| TASK DETAILS |
Return every line below as is, leaving out the pictures.

| TASK DATA |
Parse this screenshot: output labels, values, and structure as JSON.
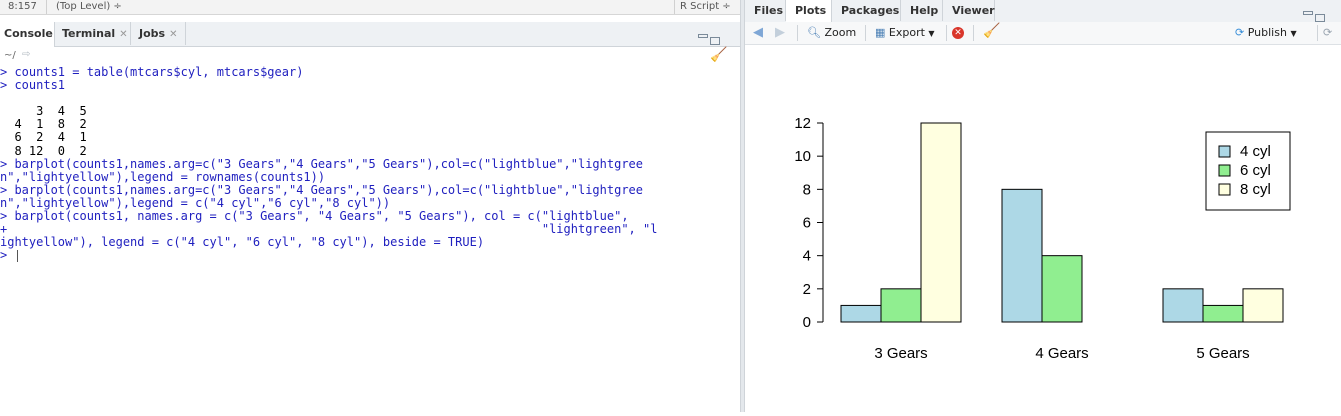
{
  "status": {
    "position": "8:157",
    "scope": "(Top Level) ÷",
    "script_type": "R Script ÷"
  },
  "left_tabs": [
    {
      "label": "Console",
      "closable": false
    },
    {
      "label": "Terminal",
      "closable": true
    },
    {
      "label": "Jobs",
      "closable": true
    }
  ],
  "console_path": "~/",
  "console_lines": [
    {
      "text": "> counts1 = table(mtcars$cyl, mtcars$gear)",
      "kind": "cmd"
    },
    {
      "text": "> counts1",
      "kind": "cmd"
    },
    {
      "text": "",
      "kind": "out"
    },
    {
      "text": "     3  4  5",
      "kind": "out"
    },
    {
      "text": "  4  1  8  2",
      "kind": "out"
    },
    {
      "text": "  6  2  4  1",
      "kind": "out"
    },
    {
      "text": "  8 12  0  2",
      "kind": "out"
    },
    {
      "text": "> barplot(counts1,names.arg=c(\"3 Gears\",\"4 Gears\",\"5 Gears\"),col=c(\"lightblue\",\"lightgree",
      "kind": "cmd"
    },
    {
      "text": "n\",\"lightyellow\"),legend = rownames(counts1))",
      "kind": "cmd"
    },
    {
      "text": "> barplot(counts1,names.arg=c(\"3 Gears\",\"4 Gears\",\"5 Gears\"),col=c(\"lightblue\",\"lightgree",
      "kind": "cmd"
    },
    {
      "text": "n\",\"lightyellow\"),legend = c(\"4 cyl\",\"6 cyl\",\"8 cyl\"))",
      "kind": "cmd"
    },
    {
      "text": "> barplot(counts1, names.arg = c(\"3 Gears\", \"4 Gears\", \"5 Gears\"), col = c(\"lightblue\",",
      "kind": "cmd"
    },
    {
      "text": "+                                                                          \"lightgreen\", \"l",
      "kind": "cmd"
    },
    {
      "text": "ightyellow\"), legend = c(\"4 cyl\", \"6 cyl\", \"8 cyl\"), beside = TRUE)",
      "kind": "cmd"
    },
    {
      "text": "> ",
      "kind": "cmd"
    }
  ],
  "right_tabs": [
    {
      "label": "Files"
    },
    {
      "label": "Plots"
    },
    {
      "label": "Packages"
    },
    {
      "label": "Help"
    },
    {
      "label": "Viewer"
    }
  ],
  "toolbar": {
    "zoom": "Zoom",
    "export": "Export",
    "publish": "Publish"
  },
  "colors": {
    "lightblue": "#add8e6",
    "lightgreen": "#90ee90",
    "lightyellow": "#ffffe0",
    "cmd": "#1f1fbf"
  },
  "chart_data": {
    "type": "bar",
    "categories": [
      "3 Gears",
      "4 Gears",
      "5 Gears"
    ],
    "series": [
      {
        "name": "4 cyl",
        "values": [
          1,
          8,
          2
        ],
        "color": "#add8e6"
      },
      {
        "name": "6 cyl",
        "values": [
          2,
          4,
          1
        ],
        "color": "#90ee90"
      },
      {
        "name": "8 cyl",
        "values": [
          12,
          0,
          2
        ],
        "color": "#ffffe0"
      }
    ],
    "yticks": [
      0,
      2,
      4,
      6,
      8,
      10,
      12
    ],
    "ylim": [
      0,
      12
    ],
    "grouped": true,
    "legend_position": "top-right"
  }
}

| FULL ANSWER |
Parse this screenshot: output labels, values, and structure as JSON.
{
  "status": {
    "position": "8:157",
    "scope": "(Top Level) ÷",
    "script_type": "R Script ÷"
  },
  "left_tabs": [
    {
      "label": "Console",
      "closable": false
    },
    {
      "label": "Terminal",
      "closable": true
    },
    {
      "label": "Jobs",
      "closable": true
    }
  ],
  "console_path": "~/",
  "console_lines": [
    {
      "text": "> counts1 = table(mtcars$cyl, mtcars$gear)",
      "kind": "cmd"
    },
    {
      "text": "> counts1",
      "kind": "cmd"
    },
    {
      "text": "",
      "kind": "out"
    },
    {
      "text": "     3  4  5",
      "kind": "out"
    },
    {
      "text": "  4  1  8  2",
      "kind": "out"
    },
    {
      "text": "  6  2  4  1",
      "kind": "out"
    },
    {
      "text": "  8 12  0  2",
      "kind": "out"
    },
    {
      "text": "> barplot(counts1,names.arg=c(\"3 Gears\",\"4 Gears\",\"5 Gears\"),col=c(\"lightblue\",\"lightgree",
      "kind": "cmd"
    },
    {
      "text": "n\",\"lightyellow\"),legend = rownames(counts1))",
      "kind": "cmd"
    },
    {
      "text": "> barplot(counts1,names.arg=c(\"3 Gears\",\"4 Gears\",\"5 Gears\"),col=c(\"lightblue\",\"lightgree",
      "kind": "cmd"
    },
    {
      "text": "n\",\"lightyellow\"),legend = c(\"4 cyl\",\"6 cyl\",\"8 cyl\"))",
      "kind": "cmd"
    },
    {
      "text": "> barplot(counts1, names.arg = c(\"3 Gears\", \"4 Gears\", \"5 Gears\"), col = c(\"lightblue\",",
      "kind": "cmd"
    },
    {
      "text": "+                                                                          \"lightgreen\", \"l",
      "kind": "cmd"
    },
    {
      "text": "ightyellow\"), legend = c(\"4 cyl\", \"6 cyl\", \"8 cyl\"), beside = TRUE)",
      "kind": "cmd"
    },
    {
      "text": "> ",
      "kind": "cmd"
    }
  ],
  "right_tabs": [
    {
      "label": "Files"
    },
    {
      "label": "Plots"
    },
    {
      "label": "Packages"
    },
    {
      "label": "Help"
    },
    {
      "label": "Viewer"
    }
  ],
  "toolbar": {
    "zoom": "Zoom",
    "export": "Export",
    "publish": "Publish"
  },
  "colors": {
    "lightblue": "#add8e6",
    "lightgreen": "#90ee90",
    "lightyellow": "#ffffe0",
    "cmd": "#1f1fbf"
  },
  "chart_data": {
    "type": "bar",
    "categories": [
      "3 Gears",
      "4 Gears",
      "5 Gears"
    ],
    "series": [
      {
        "name": "4 cyl",
        "values": [
          1,
          8,
          2
        ],
        "color": "#add8e6"
      },
      {
        "name": "6 cyl",
        "values": [
          2,
          4,
          1
        ],
        "color": "#90ee90"
      },
      {
        "name": "8 cyl",
        "values": [
          12,
          0,
          2
        ],
        "color": "#ffffe0"
      }
    ],
    "yticks": [
      0,
      2,
      4,
      6,
      8,
      10,
      12
    ],
    "ylim": [
      0,
      12
    ],
    "grouped": true,
    "legend_position": "top-right"
  }
}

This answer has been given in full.